### QUESTIONS TO ANSWER
A – In the forum thread on newspaper bias, which university is sarcastically called a "well known bastion of the VRWC"?
B – Pick up the forum thread on newspaper bias where it ends and write the next reply.


    Guy --
    After the requisite "What do you expect from a liberal book?" disclaimer, please find me a WSJ news story equivalent to these facts in which the paper tilted similarly left.
     
  6. terrier

    terrier Well-Known Member

    I get a laugh out of these nutbags trying to play class warfare with NYT reporters and editors. Like nobody at the WSJ vacations in the Hamptons or Nantucket?
     
  7. Guy_Incognito

    Guy_Incognito Well-Known Member

    I can't, not only because I don't have access to their archives, but because it's a silly request. First, their should be more partisanship on the editorial page than in the news, and as a good paper, I'd certainly expect it from theWSJ. Second, if you look at what I said, I didn't make the leanings equivalent, I said the editorial page had a deserved RW reputation, while the rest of the paper "leaned" left. What does Alterman's book have to do with any of that?
     
  8. Guy_Incognito

    Guy_Incognito Well-Known Member

    From the well known bastion of the VRWC - UCLA:

    http://www.newsroom.ucla.edu/page.asp?RelNum=6664

     
  9. http://mediamatters.org/items/200512220003?offset=20&show=1

    Off the topic here, because, as you know, the WSJ under the late loon Mr. Bartley, pioneered the "investigative editorial," which helped mainline all different sorts of baseless slander and blurred the line between the editorial pages and the news pages, so your "the editorial page is supposed to be more partisan" is a bit misleading, since the WSJ editorial page is sui generis in its approach. And, whatever, it did sell out its reporter pretty badly here.

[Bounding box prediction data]
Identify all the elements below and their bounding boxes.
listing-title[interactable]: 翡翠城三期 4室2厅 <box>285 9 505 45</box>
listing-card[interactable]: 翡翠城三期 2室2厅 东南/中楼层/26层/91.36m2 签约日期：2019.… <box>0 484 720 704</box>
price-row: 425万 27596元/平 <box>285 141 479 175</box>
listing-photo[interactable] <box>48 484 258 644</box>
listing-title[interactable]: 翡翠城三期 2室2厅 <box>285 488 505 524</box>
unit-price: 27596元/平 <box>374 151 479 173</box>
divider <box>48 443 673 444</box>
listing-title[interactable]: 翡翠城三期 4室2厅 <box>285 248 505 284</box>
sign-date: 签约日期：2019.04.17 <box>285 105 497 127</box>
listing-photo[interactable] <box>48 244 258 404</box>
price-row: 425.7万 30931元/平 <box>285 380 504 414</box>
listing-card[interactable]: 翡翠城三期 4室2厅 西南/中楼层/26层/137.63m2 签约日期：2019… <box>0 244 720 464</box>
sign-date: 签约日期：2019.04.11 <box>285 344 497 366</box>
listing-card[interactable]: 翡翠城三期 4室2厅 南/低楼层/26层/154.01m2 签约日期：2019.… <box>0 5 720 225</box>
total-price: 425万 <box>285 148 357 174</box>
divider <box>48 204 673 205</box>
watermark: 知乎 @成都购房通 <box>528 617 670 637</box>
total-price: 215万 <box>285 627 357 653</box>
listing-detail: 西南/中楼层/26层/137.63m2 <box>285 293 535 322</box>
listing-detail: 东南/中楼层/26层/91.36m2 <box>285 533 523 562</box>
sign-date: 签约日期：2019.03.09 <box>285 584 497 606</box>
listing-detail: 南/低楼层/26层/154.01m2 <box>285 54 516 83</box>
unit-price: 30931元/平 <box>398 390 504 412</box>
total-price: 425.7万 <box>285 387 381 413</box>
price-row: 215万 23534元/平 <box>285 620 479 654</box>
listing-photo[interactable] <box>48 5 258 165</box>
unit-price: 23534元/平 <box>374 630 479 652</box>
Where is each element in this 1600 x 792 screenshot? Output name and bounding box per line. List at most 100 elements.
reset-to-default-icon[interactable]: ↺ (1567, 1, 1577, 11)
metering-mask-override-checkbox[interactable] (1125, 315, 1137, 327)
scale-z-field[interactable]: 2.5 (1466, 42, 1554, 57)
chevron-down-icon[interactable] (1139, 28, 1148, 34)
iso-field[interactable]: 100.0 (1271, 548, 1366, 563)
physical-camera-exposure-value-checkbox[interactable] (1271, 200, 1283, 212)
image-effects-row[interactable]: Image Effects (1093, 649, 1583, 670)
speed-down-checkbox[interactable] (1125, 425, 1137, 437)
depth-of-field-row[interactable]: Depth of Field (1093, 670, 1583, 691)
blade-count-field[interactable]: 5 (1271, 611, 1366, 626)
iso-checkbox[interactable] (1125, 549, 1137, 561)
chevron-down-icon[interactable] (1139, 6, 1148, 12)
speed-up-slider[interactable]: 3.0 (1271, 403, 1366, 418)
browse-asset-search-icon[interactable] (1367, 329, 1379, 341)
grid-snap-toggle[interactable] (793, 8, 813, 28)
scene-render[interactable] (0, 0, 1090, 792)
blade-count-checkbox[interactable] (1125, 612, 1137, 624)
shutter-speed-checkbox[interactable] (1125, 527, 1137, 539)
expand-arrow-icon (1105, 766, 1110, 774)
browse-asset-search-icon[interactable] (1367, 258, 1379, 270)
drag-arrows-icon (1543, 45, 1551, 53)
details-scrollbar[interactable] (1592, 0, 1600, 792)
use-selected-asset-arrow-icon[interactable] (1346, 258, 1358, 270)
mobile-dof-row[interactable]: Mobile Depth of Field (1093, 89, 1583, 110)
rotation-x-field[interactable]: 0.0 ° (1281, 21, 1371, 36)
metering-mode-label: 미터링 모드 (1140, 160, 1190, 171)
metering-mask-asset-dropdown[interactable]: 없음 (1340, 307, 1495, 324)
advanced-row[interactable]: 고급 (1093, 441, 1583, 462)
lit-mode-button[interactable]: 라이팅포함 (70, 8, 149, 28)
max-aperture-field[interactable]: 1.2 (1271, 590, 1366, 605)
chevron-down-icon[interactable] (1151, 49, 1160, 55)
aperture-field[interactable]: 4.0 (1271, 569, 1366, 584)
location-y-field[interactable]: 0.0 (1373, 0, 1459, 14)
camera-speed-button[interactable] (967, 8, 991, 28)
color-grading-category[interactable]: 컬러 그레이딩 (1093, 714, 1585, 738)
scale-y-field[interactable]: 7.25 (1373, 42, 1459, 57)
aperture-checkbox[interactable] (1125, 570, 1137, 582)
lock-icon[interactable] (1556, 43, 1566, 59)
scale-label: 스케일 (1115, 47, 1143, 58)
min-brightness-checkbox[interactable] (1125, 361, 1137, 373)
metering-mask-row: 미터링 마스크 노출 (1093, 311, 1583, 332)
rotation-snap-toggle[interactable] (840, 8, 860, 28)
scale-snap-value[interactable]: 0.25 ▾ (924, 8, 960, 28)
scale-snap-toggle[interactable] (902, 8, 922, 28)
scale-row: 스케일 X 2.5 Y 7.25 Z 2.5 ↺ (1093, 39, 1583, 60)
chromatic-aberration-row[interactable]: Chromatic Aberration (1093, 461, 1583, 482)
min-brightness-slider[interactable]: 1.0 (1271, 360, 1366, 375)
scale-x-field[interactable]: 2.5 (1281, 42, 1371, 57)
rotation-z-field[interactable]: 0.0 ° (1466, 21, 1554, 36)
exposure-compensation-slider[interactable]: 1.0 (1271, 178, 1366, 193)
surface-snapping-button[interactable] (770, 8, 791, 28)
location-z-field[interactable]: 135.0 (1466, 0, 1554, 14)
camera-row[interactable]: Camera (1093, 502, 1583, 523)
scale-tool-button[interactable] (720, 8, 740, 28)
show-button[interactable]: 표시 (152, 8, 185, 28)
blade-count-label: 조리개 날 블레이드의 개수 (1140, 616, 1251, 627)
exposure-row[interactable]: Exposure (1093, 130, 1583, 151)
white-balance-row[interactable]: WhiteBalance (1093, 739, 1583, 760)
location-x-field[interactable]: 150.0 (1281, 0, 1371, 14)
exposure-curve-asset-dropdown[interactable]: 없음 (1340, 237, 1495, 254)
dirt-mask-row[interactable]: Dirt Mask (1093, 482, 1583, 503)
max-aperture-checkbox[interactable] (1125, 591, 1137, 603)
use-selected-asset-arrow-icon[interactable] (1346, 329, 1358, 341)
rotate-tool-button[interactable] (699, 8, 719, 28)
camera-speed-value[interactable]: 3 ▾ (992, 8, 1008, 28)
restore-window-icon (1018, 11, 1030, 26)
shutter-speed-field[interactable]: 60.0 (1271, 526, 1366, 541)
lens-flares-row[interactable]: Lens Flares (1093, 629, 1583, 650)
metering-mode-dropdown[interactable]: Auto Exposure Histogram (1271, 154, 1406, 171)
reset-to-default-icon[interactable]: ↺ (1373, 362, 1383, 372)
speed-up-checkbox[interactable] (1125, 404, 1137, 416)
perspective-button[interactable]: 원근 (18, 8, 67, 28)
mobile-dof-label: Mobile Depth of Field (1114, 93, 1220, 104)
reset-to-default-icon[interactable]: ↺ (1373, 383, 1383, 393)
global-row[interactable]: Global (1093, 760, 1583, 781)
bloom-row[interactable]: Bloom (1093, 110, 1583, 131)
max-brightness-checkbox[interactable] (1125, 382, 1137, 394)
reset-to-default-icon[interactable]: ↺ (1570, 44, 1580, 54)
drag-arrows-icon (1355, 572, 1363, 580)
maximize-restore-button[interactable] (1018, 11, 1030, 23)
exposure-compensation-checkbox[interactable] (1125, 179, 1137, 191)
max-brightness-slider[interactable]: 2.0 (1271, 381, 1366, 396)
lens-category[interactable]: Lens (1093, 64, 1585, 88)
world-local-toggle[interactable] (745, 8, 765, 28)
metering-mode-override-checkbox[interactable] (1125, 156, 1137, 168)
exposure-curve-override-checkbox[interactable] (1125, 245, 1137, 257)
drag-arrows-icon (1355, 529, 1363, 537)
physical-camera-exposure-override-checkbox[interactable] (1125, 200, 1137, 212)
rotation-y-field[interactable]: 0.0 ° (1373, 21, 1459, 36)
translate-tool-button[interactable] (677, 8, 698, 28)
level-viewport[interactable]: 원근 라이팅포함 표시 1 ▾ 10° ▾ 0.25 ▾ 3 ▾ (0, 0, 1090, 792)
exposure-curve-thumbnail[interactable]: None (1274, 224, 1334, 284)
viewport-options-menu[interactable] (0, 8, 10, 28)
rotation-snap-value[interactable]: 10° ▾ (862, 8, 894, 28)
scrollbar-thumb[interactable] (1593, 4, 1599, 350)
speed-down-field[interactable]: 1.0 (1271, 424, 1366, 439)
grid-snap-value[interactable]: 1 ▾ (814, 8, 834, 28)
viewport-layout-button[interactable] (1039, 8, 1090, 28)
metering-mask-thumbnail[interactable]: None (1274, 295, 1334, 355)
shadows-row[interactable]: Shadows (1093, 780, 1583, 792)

### ANSWER SECTION
A – UCLA

B –
    Ah, Groseclose and Milyo. Everybody's favorite junk researchers.
    Sorry. The WSJ is not "the most liberal" news coverage in America. Not even close.
     
  10. Guy_Incognito

    Guy_Incognito Well-Known Member

    I know nothing about the researchers, but you're going to have to come up with a source other than MediaMatters to discredit it. Why not just cite Alterman, I bet the DailyKos also thinks it was flawed.
     
  11. Read the Media Matters piece and respond accordingly. Were these guys NOT connected to conservative think tanks? Did their research NOT consist of, among other things, calling the ACLU "conservative" because it rated a 49.8?
    Anyway, the real piece of complete hackery comes from that stooge, Paul Gigot, who slimed his own reporter without ever talking to the guy. Nice.
     
  12. JR

    JR Well-Known Member

    FB, Guy,

    You guys are having a D_B argument.

    This UCLA "study" and the subsequent Media Matters rebuttal was hashed out here months ago.